[Entries from a visual dataset]
## BEGIN

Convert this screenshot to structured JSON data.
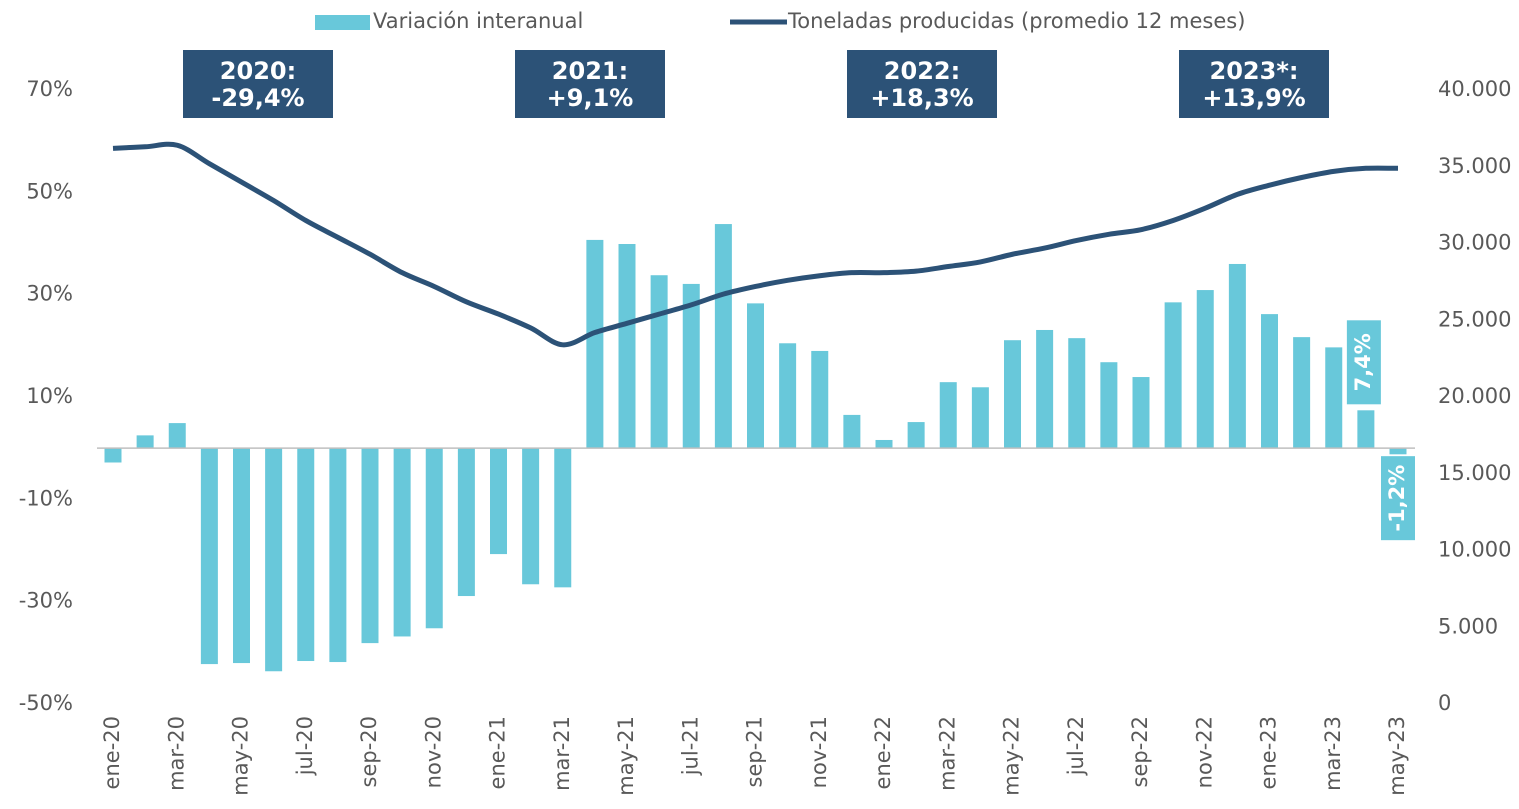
{
  "chart_data": {
    "type": "bar-line",
    "categories": [
      "ene-20",
      null,
      "mar-20",
      null,
      "may-20",
      null,
      "jul-20",
      null,
      "sep-20",
      null,
      "nov-20",
      null,
      "ene-21",
      null,
      "mar-21",
      null,
      "may-21",
      null,
      "jul-21",
      null,
      "sep-21",
      null,
      "nov-21",
      null,
      "ene-22",
      null,
      "mar-22",
      null,
      "may-22",
      null,
      "jul-22",
      null,
      "sep-22",
      null,
      "nov-22",
      null,
      "ene-23",
      null,
      "mar-23",
      null,
      "may-23"
    ],
    "series": [
      {
        "name": "Variación interanual",
        "color": "#68c8da",
        "type": "bar",
        "values": [
          -2.8,
          2.5,
          4.9,
          -42.2,
          -42.0,
          -43.6,
          -41.6,
          -41.8,
          -38.1,
          -36.8,
          -35.2,
          -28.9,
          -20.7,
          -26.6,
          -27.2,
          40.7,
          39.9,
          33.8,
          32.1,
          43.8,
          28.3,
          20.5,
          19.0,
          6.5,
          1.6,
          5.1,
          12.9,
          11.9,
          21.1,
          23.1,
          21.5,
          16.8,
          13.9,
          28.5,
          30.9,
          36.0,
          26.2,
          21.7,
          19.7,
          7.4,
          -1.2
        ],
        "value_labels": [
          null,
          null,
          null,
          null,
          null,
          null,
          null,
          null,
          null,
          null,
          null,
          null,
          null,
          null,
          null,
          null,
          null,
          null,
          null,
          null,
          null,
          null,
          null,
          null,
          null,
          null,
          null,
          null,
          null,
          null,
          null,
          null,
          null,
          null,
          null,
          null,
          null,
          null,
          null,
          "7,4%",
          "-1,2%"
        ]
      },
      {
        "name": "Toneladas producidas (promedio 12 meses)",
        "color": "#2c5277",
        "type": "line",
        "axis": "y2",
        "values": [
          36200,
          36300,
          36400,
          35200,
          34000,
          32800,
          31500,
          30400,
          29300,
          28100,
          27200,
          26200,
          25400,
          24500,
          23400,
          24200,
          24800,
          25400,
          26000,
          26700,
          27200,
          27600,
          27900,
          28100,
          28100,
          28200,
          28500,
          28800,
          29300,
          29700,
          30200,
          30600,
          30900,
          31500,
          32300,
          33200,
          33800,
          34300,
          34700,
          34900,
          34900
        ]
      }
    ],
    "ylim": [
      -50,
      70
    ],
    "yticks": [
      {
        "value": -50,
        "label": "-50%"
      },
      {
        "value": -30,
        "label": "-30%"
      },
      {
        "value": -10,
        "label": "-10%"
      },
      {
        "value": 10,
        "label": "10%"
      },
      {
        "value": 30,
        "label": "30%"
      },
      {
        "value": 50,
        "label": "50%"
      },
      {
        "value": 70,
        "label": "70%"
      }
    ],
    "y2lim": [
      0,
      40000
    ],
    "y2ticks": [
      0,
      {
        "value": 5000,
        "label": "5.000"
      },
      {
        "value": 10000,
        "label": "10.000"
      },
      {
        "value": 15000,
        "label": "15.000"
      },
      {
        "value": 20000,
        "label": "20.000"
      },
      {
        "value": 25000,
        "label": "25.000"
      },
      {
        "value": 30000,
        "label": "30.000"
      },
      {
        "value": 35000,
        "label": "35.000"
      },
      {
        "value": 40000,
        "label": "40.000"
      }
    ],
    "annotations": [
      {
        "year": "2020:",
        "value": "-29,4%"
      },
      {
        "year": "2021:",
        "value": "+9,1%"
      },
      {
        "year": "2022:",
        "value": "+18,3%"
      },
      {
        "year": "2023*:",
        "value": "+13,9%"
      }
    ],
    "legend": "top",
    "annotation_color": "#2c5277"
  }
}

## END

SET EXERCISE: Repeat each entry exactly as it appears; skip any picture.

RESPONSE TO THIS TASK:
Convert this screenshot to structured JSON data.
{
  "chart_data": {
    "type": "bar-line",
    "categories": [
      "ene-20",
      null,
      "mar-20",
      null,
      "may-20",
      null,
      "jul-20",
      null,
      "sep-20",
      null,
      "nov-20",
      null,
      "ene-21",
      null,
      "mar-21",
      null,
      "may-21",
      null,
      "jul-21",
      null,
      "sep-21",
      null,
      "nov-21",
      null,
      "ene-22",
      null,
      "mar-22",
      null,
      "may-22",
      null,
      "jul-22",
      null,
      "sep-22",
      null,
      "nov-22",
      null,
      "ene-23",
      null,
      "mar-23",
      null,
      "may-23"
    ],
    "series": [
      {
        "name": "Variación interanual",
        "color": "#68c8da",
        "type": "bar",
        "values": [
          -2.8,
          2.5,
          4.9,
          -42.2,
          -42.0,
          -43.6,
          -41.6,
          -41.8,
          -38.1,
          -36.8,
          -35.2,
          -28.9,
          -20.7,
          -26.6,
          -27.2,
          40.7,
          39.9,
          33.8,
          32.1,
          43.8,
          28.3,
          20.5,
          19.0,
          6.5,
          1.6,
          5.1,
          12.9,
          11.9,
          21.1,
          23.1,
          21.5,
          16.8,
          13.9,
          28.5,
          30.9,
          36.0,
          26.2,
          21.7,
          19.7,
          7.4,
          -1.2
        ],
        "value_labels": [
          null,
          null,
          null,
          null,
          null,
          null,
          null,
          null,
          null,
          null,
          null,
          null,
          null,
          null,
          null,
          null,
          null,
          null,
          null,
          null,
          null,
          null,
          null,
          null,
          null,
          null,
          null,
          null,
          null,
          null,
          null,
          null,
          null,
          null,
          null,
          null,
          null,
          null,
          null,
          "7,4%",
          "-1,2%"
        ]
      },
      {
        "name": "Toneladas producidas (promedio 12 meses)",
        "color": "#2c5277",
        "type": "line",
        "axis": "y2",
        "values": [
          36200,
          36300,
          36400,
          35200,
          34000,
          32800,
          31500,
          30400,
          29300,
          28100,
          27200,
          26200,
          25400,
          24500,
          23400,
          24200,
          24800,
          25400,
          26000,
          26700,
          27200,
          27600,
          27900,
          28100,
          28100,
          28200,
          28500,
          28800,
          29300,
          29700,
          30200,
          30600,
          30900,
          31500,
          32300,
          33200,
          33800,
          34300,
          34700,
          34900,
          34900
        ]
      }
    ],
    "ylim": [
      -50,
      70
    ],
    "yticks": [
      {
        "value": -50,
        "label": "-50%"
      },
      {
        "value": -30,
        "label": "-30%"
      },
      {
        "value": -10,
        "label": "-10%"
      },
      {
        "value": 10,
        "label": "10%"
      },
      {
        "value": 30,
        "label": "30%"
      },
      {
        "value": 50,
        "label": "50%"
      },
      {
        "value": 70,
        "label": "70%"
      }
    ],
    "y2lim": [
      0,
      40000
    ],
    "y2ticks": [
      0,
      {
        "value": 5000,
        "label": "5.000"
      },
      {
        "value": 10000,
        "label": "10.000"
      },
      {
        "value": 15000,
        "label": "15.000"
      },
      {
        "value": 20000,
        "label": "20.000"
      },
      {
        "value": 25000,
        "label": "25.000"
      },
      {
        "value": 30000,
        "label": "30.000"
      },
      {
        "value": 35000,
        "label": "35.000"
      },
      {
        "value": 40000,
        "label": "40.000"
      }
    ],
    "annotations": [
      {
        "year": "2020:",
        "value": "-29,4%"
      },
      {
        "year": "2021:",
        "value": "+9,1%"
      },
      {
        "year": "2022:",
        "value": "+18,3%"
      },
      {
        "year": "2023*:",
        "value": "+13,9%"
      }
    ],
    "legend": "top",
    "annotation_color": "#2c5277"
  }
}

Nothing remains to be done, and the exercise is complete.